>> BEGIN DATA FOR THIS EXERCISE
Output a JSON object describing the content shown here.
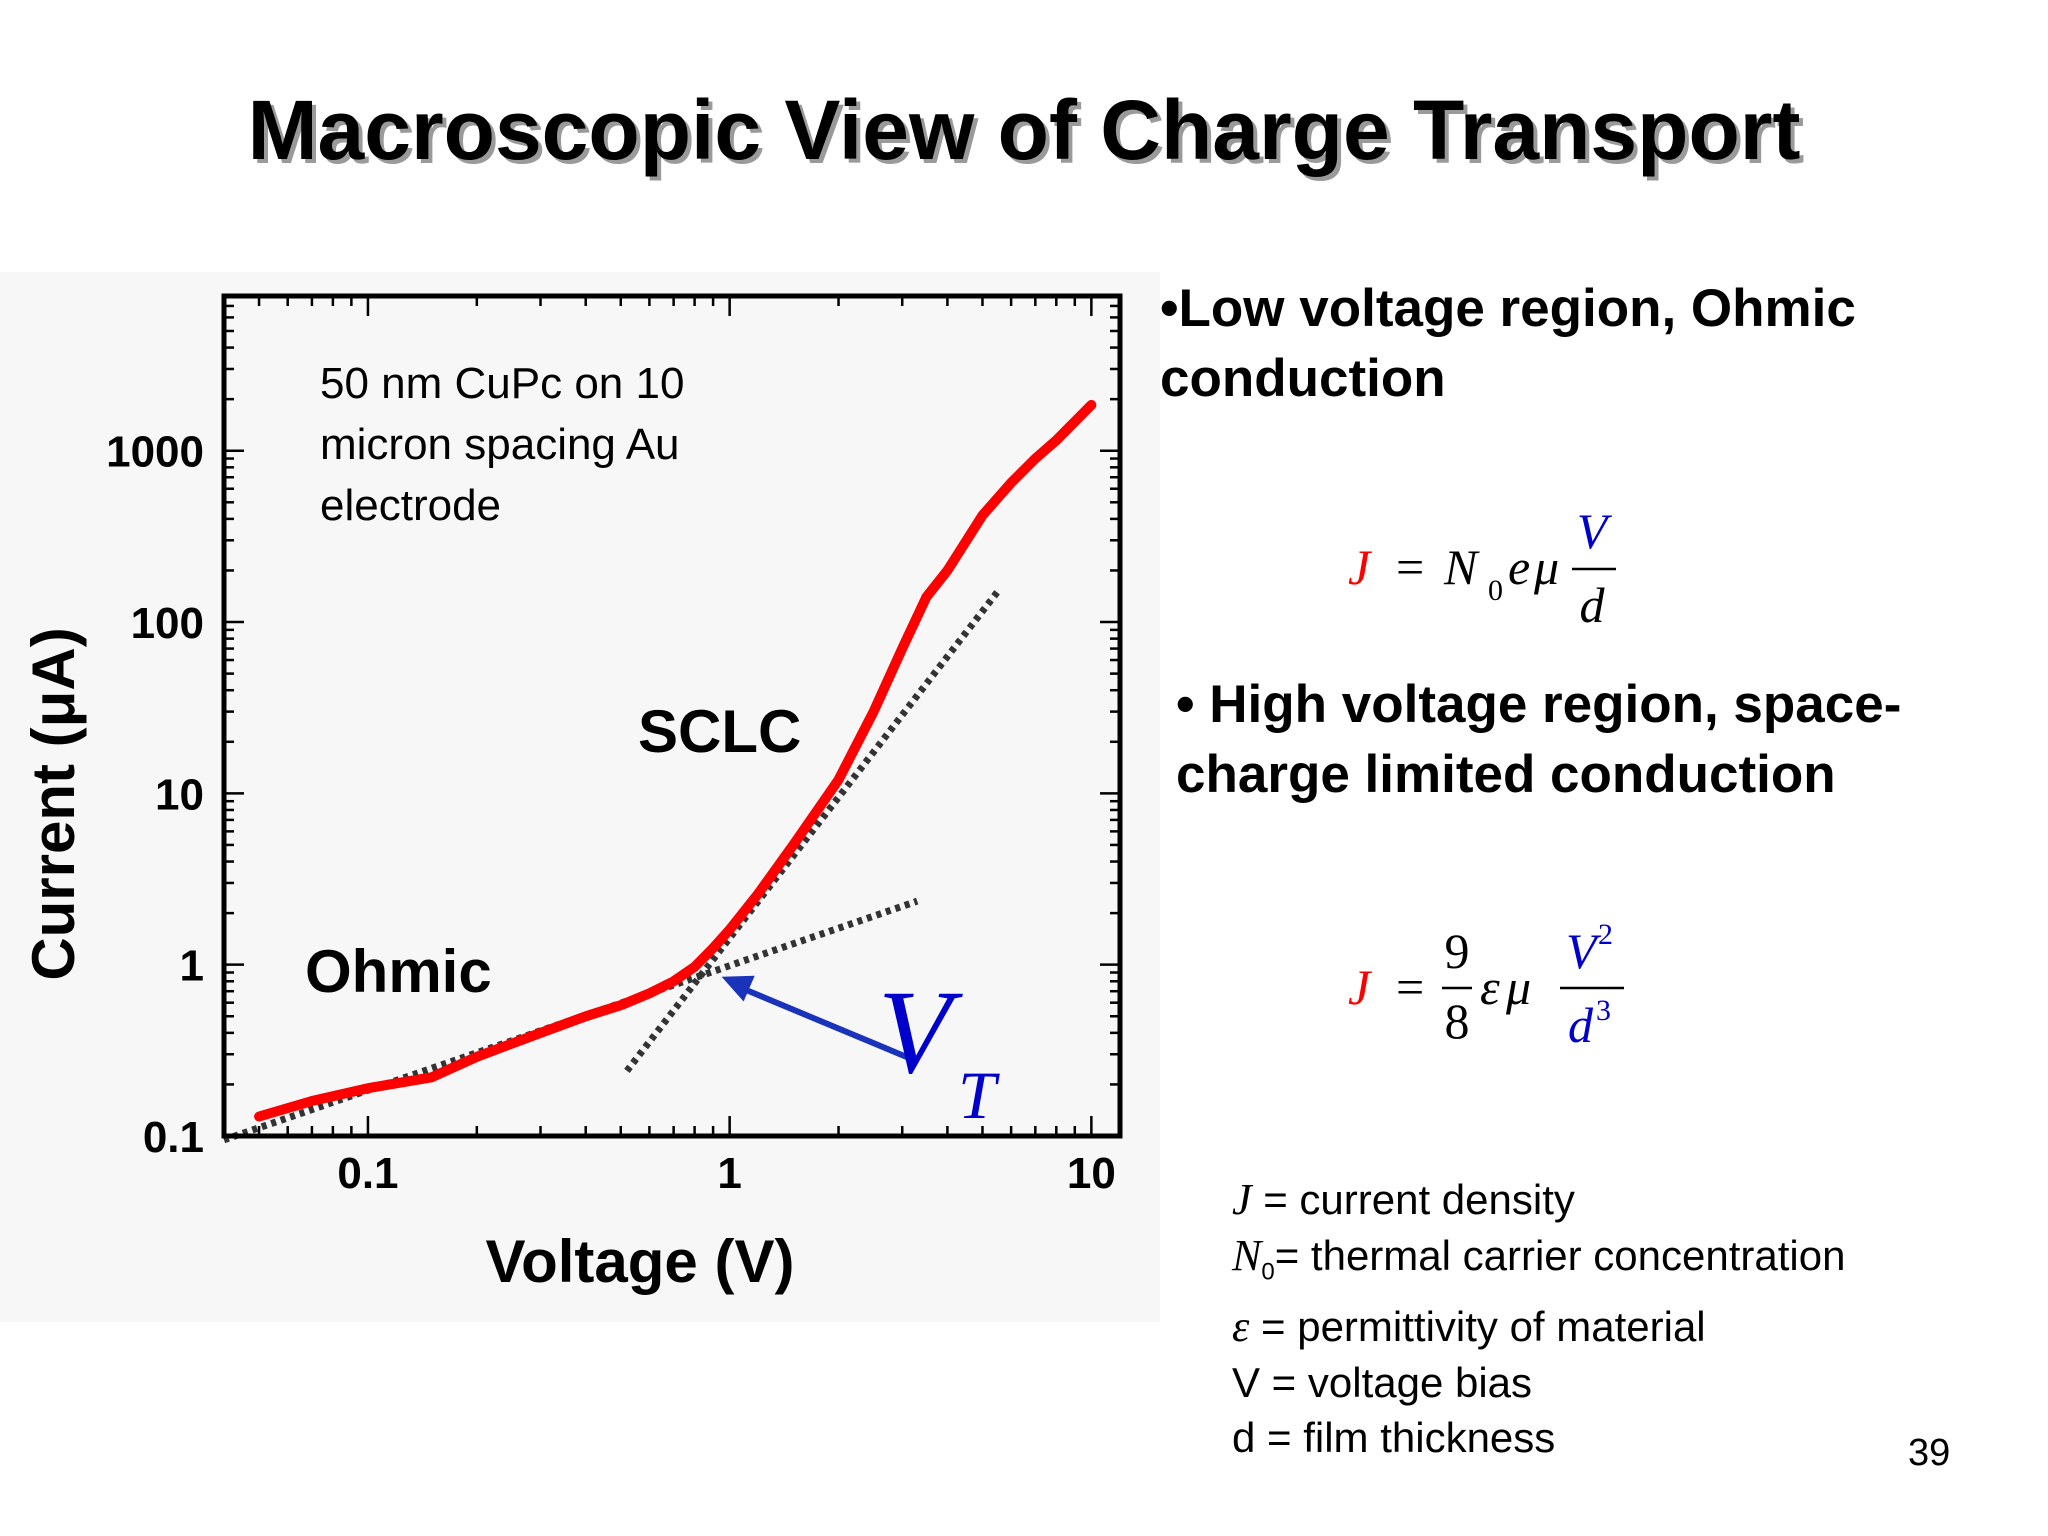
{
  "slide": {
    "title": "Macroscopic View of Charge Transport",
    "page_number": "39"
  },
  "bullets": {
    "ohmic_line1": "•Low voltage region, Ohmic",
    "ohmic_line2": "conduction",
    "sclc_line1": "• High voltage region, space-",
    "sclc_line2": "charge limited conduction"
  },
  "equations": {
    "ohmic": {
      "J": "J",
      "equals": "=",
      "N": "N",
      "sub0": "0",
      "e": "e",
      "mu": "μ",
      "num": "V",
      "den": "d"
    },
    "sclc": {
      "J": "J",
      "equals": "=",
      "num9": "9",
      "den8": "8",
      "eps": "ε",
      "mu": "μ",
      "numV": "V",
      "sup2": "2",
      "den_d": "d",
      "sup3": "3"
    }
  },
  "definitions": [
    {
      "symbol": "J",
      "sub": "",
      "text": " = current density"
    },
    {
      "symbol": "N",
      "sub": "0",
      "text": "= thermal carrier concentration"
    },
    {
      "symbol": "ε",
      "sub": "",
      "text": " = permittivity of material"
    },
    {
      "symbol": "",
      "sub": "",
      "text": "V = voltage bias"
    },
    {
      "symbol": "",
      "sub": "",
      "text": "d = film thickness"
    }
  ],
  "colors": {
    "data_curve": "#ff0000",
    "vt_label": "#0000cc",
    "arrow": "#1a33bb",
    "eq_J": "#ff0000",
    "eq_blue": "#0000cc"
  },
  "chart_data": {
    "type": "line",
    "xlabel": "Voltage (V)",
    "ylabel": "Current (μA)",
    "xscale": "log",
    "yscale": "log",
    "xlim": [
      0.04,
      12
    ],
    "ylim": [
      0.1,
      8000
    ],
    "x_ticks": [
      {
        "value": 0.1,
        "label": "0.1"
      },
      {
        "value": 1,
        "label": "1"
      },
      {
        "value": 10,
        "label": "10"
      }
    ],
    "y_ticks": [
      {
        "value": 0.1,
        "label": "0.1"
      },
      {
        "value": 1,
        "label": "1"
      },
      {
        "value": 10,
        "label": "10"
      },
      {
        "value": 100,
        "label": "100"
      },
      {
        "value": 1000,
        "label": "1000"
      }
    ],
    "annotation_text": [
      "50 nm CuPc on 10",
      "micron spacing Au",
      "electrode"
    ],
    "region_labels": {
      "ohmic": "Ohmic",
      "sclc": "SCLC"
    },
    "vt_label": {
      "main": "V",
      "sub": "T"
    },
    "series": [
      {
        "x": [
          0.05,
          0.07,
          0.1,
          0.15,
          0.2,
          0.3,
          0.4,
          0.5,
          0.6,
          0.7,
          0.8,
          0.9,
          1.0,
          1.2,
          1.5,
          2.0,
          2.5,
          3.0,
          3.5,
          4.0,
          5.0,
          6.0,
          7.0,
          8.0,
          10.0
        ],
        "y": [
          0.13,
          0.16,
          0.19,
          0.22,
          0.29,
          0.4,
          0.5,
          0.58,
          0.68,
          0.8,
          0.97,
          1.25,
          1.6,
          2.6,
          5.0,
          12,
          30,
          70,
          140,
          200,
          420,
          650,
          900,
          1150,
          1850
        ]
      }
    ],
    "fit_lines": [
      {
        "x": [
          0.04,
          3.3
        ],
        "y": [
          0.095,
          2.35
        ]
      },
      {
        "x": [
          0.52,
          5.5
        ],
        "y": [
          0.24,
          150
        ]
      }
    ],
    "vt_arrow": {
      "from": [
        3.2,
        0.28
      ],
      "to": [
        0.95,
        0.85
      ]
    }
  }
}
>> END DATA FOR THIS EXERCISE
§ **AIM OF THE EXERCISE**:
Copy the listing word for word, excluding its pictures.

§ **FULL SOLUTION**:
Output a JSON object describing the content shown here.
{
  "slide": {
    "title": "Macroscopic View of Charge Transport",
    "page_number": "39"
  },
  "bullets": {
    "ohmic_line1": "•Low voltage region, Ohmic",
    "ohmic_line2": "conduction",
    "sclc_line1": "• High voltage region, space-",
    "sclc_line2": "charge limited conduction"
  },
  "equations": {
    "ohmic": {
      "J": "J",
      "equals": "=",
      "N": "N",
      "sub0": "0",
      "e": "e",
      "mu": "μ",
      "num": "V",
      "den": "d"
    },
    "sclc": {
      "J": "J",
      "equals": "=",
      "num9": "9",
      "den8": "8",
      "eps": "ε",
      "mu": "μ",
      "numV": "V",
      "sup2": "2",
      "den_d": "d",
      "sup3": "3"
    }
  },
  "definitions": [
    {
      "symbol": "J",
      "sub": "",
      "text": " = current density"
    },
    {
      "symbol": "N",
      "sub": "0",
      "text": "= thermal carrier concentration"
    },
    {
      "symbol": "ε",
      "sub": "",
      "text": " = permittivity of material"
    },
    {
      "symbol": "",
      "sub": "",
      "text": "V = voltage bias"
    },
    {
      "symbol": "",
      "sub": "",
      "text": "d = film thickness"
    }
  ],
  "colors": {
    "data_curve": "#ff0000",
    "vt_label": "#0000cc",
    "arrow": "#1a33bb",
    "eq_J": "#ff0000",
    "eq_blue": "#0000cc"
  },
  "chart_data": {
    "type": "line",
    "xlabel": "Voltage (V)",
    "ylabel": "Current (μA)",
    "xscale": "log",
    "yscale": "log",
    "xlim": [
      0.04,
      12
    ],
    "ylim": [
      0.1,
      8000
    ],
    "x_ticks": [
      {
        "value": 0.1,
        "label": "0.1"
      },
      {
        "value": 1,
        "label": "1"
      },
      {
        "value": 10,
        "label": "10"
      }
    ],
    "y_ticks": [
      {
        "value": 0.1,
        "label": "0.1"
      },
      {
        "value": 1,
        "label": "1"
      },
      {
        "value": 10,
        "label": "10"
      },
      {
        "value": 100,
        "label": "100"
      },
      {
        "value": 1000,
        "label": "1000"
      }
    ],
    "annotation_text": [
      "50 nm CuPc on 10",
      "micron spacing Au",
      "electrode"
    ],
    "region_labels": {
      "ohmic": "Ohmic",
      "sclc": "SCLC"
    },
    "vt_label": {
      "main": "V",
      "sub": "T"
    },
    "series": [
      {
        "x": [
          0.05,
          0.07,
          0.1,
          0.15,
          0.2,
          0.3,
          0.4,
          0.5,
          0.6,
          0.7,
          0.8,
          0.9,
          1.0,
          1.2,
          1.5,
          2.0,
          2.5,
          3.0,
          3.5,
          4.0,
          5.0,
          6.0,
          7.0,
          8.0,
          10.0
        ],
        "y": [
          0.13,
          0.16,
          0.19,
          0.22,
          0.29,
          0.4,
          0.5,
          0.58,
          0.68,
          0.8,
          0.97,
          1.25,
          1.6,
          2.6,
          5.0,
          12,
          30,
          70,
          140,
          200,
          420,
          650,
          900,
          1150,
          1850
        ]
      }
    ],
    "fit_lines": [
      {
        "x": [
          0.04,
          3.3
        ],
        "y": [
          0.095,
          2.35
        ]
      },
      {
        "x": [
          0.52,
          5.5
        ],
        "y": [
          0.24,
          150
        ]
      }
    ],
    "vt_arrow": {
      "from": [
        3.2,
        0.28
      ],
      "to": [
        0.95,
        0.85
      ]
    }
  }
}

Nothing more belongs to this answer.